● Aim of the exercise: Without the pictures, can you quote each line below exactly?

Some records
>> Begin

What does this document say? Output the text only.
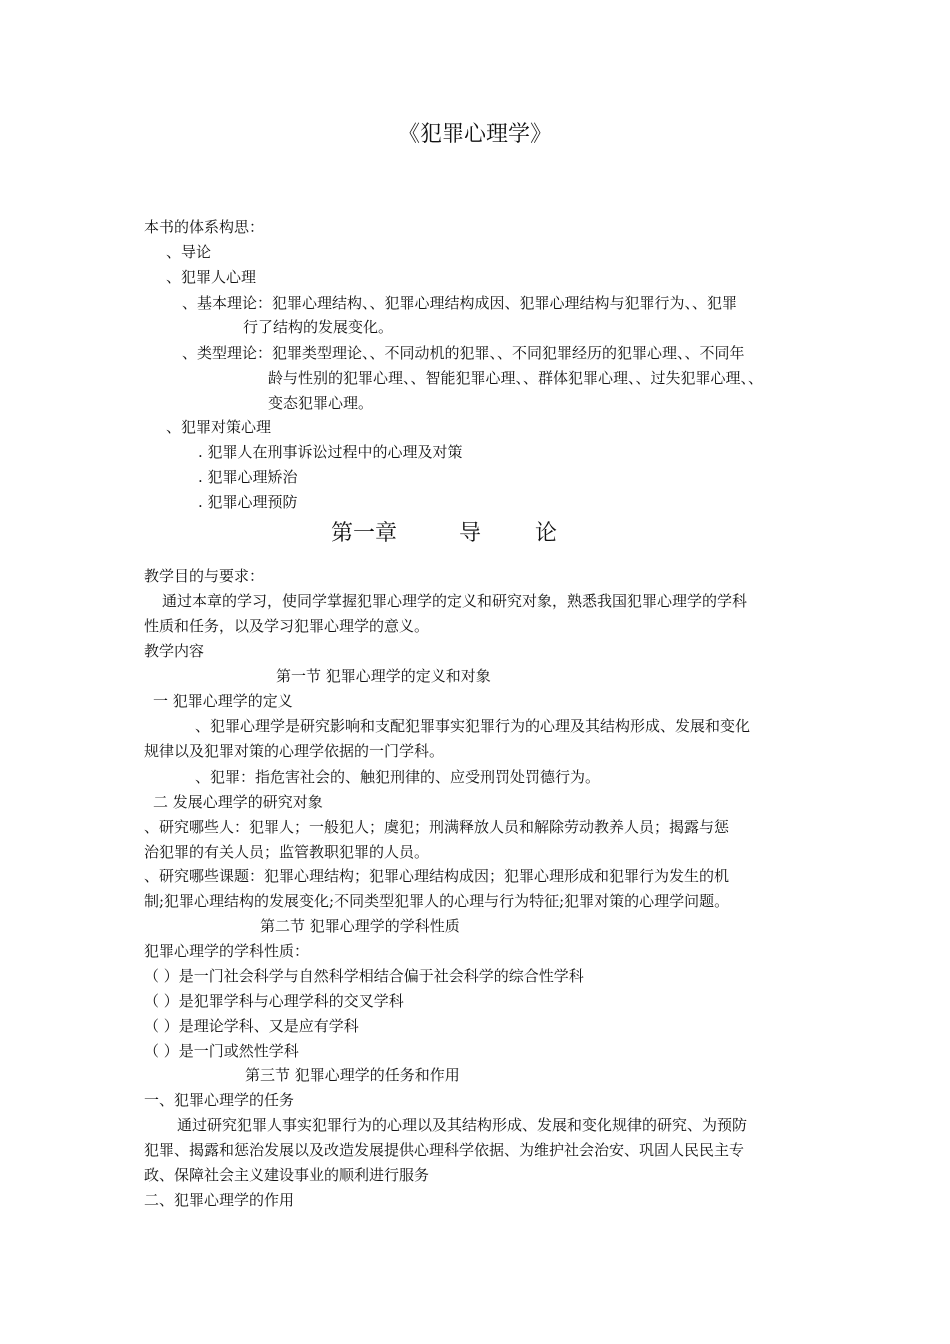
《犯罪心理学》
本书的体系构思：
、导论
、犯罪人心理
、基本理论：犯罪心理结构、、犯罪心理结构成因、犯罪心理结构与犯罪行为、、犯罪
行了结构的发展变化。
、类型理论：犯罪类型理论、、不同动机的犯罪、、不同犯罪经历的犯罪心理、、不同年
龄与性别的犯罪心理、、智能犯罪心理、、群体犯罪心理、、过失犯罪心理、、
变态犯罪心理。
、犯罪对策心理
. 犯罪人在刑事诉讼过程中的心理及对策
. 犯罪心理矫治
. 犯罪心理预防
第一章	导 论
教学目的与要求：
通过本章的学习，使同学掌握犯罪心理学的定义和研究对象，熟悉我国犯罪心理学的学科
性质和任务，以及学习犯罪心理学的意义。
教学内容
第一节 犯罪心理学的定义和对象
一 犯罪心理学的定义
、犯罪心理学是研究影响和支配犯罪事实犯罪行为的心理及其结构形成、发展和变化
规律以及犯罪对策的心理学依据的一门学科。
、犯罪：指危害社会的、触犯刑律的、应受刑罚处罚德行为。
二 发展心理学的研究对象
、研究哪些人：犯罪人；一般犯人；虞犯；刑满释放人员和解除劳动教养人员；揭露与惩
治犯罪的有关人员；监管教职犯罪的人员。
、研究哪些课题：犯罪心理结构；犯罪心理结构成因；犯罪心理形成和犯罪行为发生的机
制;犯罪心理结构的发展变化;不同类型犯罪人的心理与行为特征;犯罪对策的心理学问题。
第二节 犯罪心理学的学科性质
犯罪心理学的学科性质：
（ ）是一门社会科学与自然科学相结合偏于社会科学的综合性学科
（ ）是犯罪学科与心理学科的交叉学科
（ ）是理论学科、又是应有学科
（ ）是一门或然性学科
第三节 犯罪心理学的任务和作用
一、犯罪心理学的任务
通过研究犯罪人事实犯罪行为的心理以及其结构形成、发展和变化规律的研究、为预防
犯罪、揭露和惩治发展以及改造发展提供心理科学依据、为维护社会治安、巩固人民民主专
政、保障社会主义建设事业的顺利进行服务
二、犯罪心理学的作用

>> End

● Task answer:
What does this document say? Output the text only.
《犯罪心理学》
本书的体系构思：
、导论
、犯罪人心理
、基本理论：犯罪心理结构、、犯罪心理结构成因、犯罪心理结构与犯罪行为、、犯罪
行了结构的发展变化。
、类型理论：犯罪类型理论、、不同动机的犯罪、、不同犯罪经历的犯罪心理、、不同年
龄与性别的犯罪心理、、智能犯罪心理、、群体犯罪心理、、过失犯罪心理、、
变态犯罪心理。
、犯罪对策心理
. 犯罪人在刑事诉讼过程中的心理及对策
. 犯罪心理矫治
. 犯罪心理预防
第一章	导 论
教学目的与要求：
通过本章的学习，使同学掌握犯罪心理学的定义和研究对象，熟悉我国犯罪心理学的学科
性质和任务，以及学习犯罪心理学的意义。
教学内容
第一节 犯罪心理学的定义和对象
一 犯罪心理学的定义
、犯罪心理学是研究影响和支配犯罪事实犯罪行为的心理及其结构形成、发展和变化
规律以及犯罪对策的心理学依据的一门学科。
、犯罪：指危害社会的、触犯刑律的、应受刑罚处罚德行为。
二 发展心理学的研究对象
、研究哪些人：犯罪人；一般犯人；虞犯；刑满释放人员和解除劳动教养人员；揭露与惩
治犯罪的有关人员；监管教职犯罪的人员。
、研究哪些课题：犯罪心理结构；犯罪心理结构成因；犯罪心理形成和犯罪行为发生的机
制;犯罪心理结构的发展变化;不同类型犯罪人的心理与行为特征;犯罪对策的心理学问题。
第二节 犯罪心理学的学科性质
犯罪心理学的学科性质：
（ ）是一门社会科学与自然科学相结合偏于社会科学的综合性学科
（ ）是犯罪学科与心理学科的交叉学科
（ ）是理论学科、又是应有学科
（ ）是一门或然性学科
第三节 犯罪心理学的任务和作用
一、犯罪心理学的任务
通过研究犯罪人事实犯罪行为的心理以及其结构形成、发展和变化规律的研究、为预防
犯罪、揭露和惩治发展以及改造发展提供心理科学依据、为维护社会治安、巩固人民民主专
政、保障社会主义建设事业的顺利进行服务
二、犯罪心理学的作用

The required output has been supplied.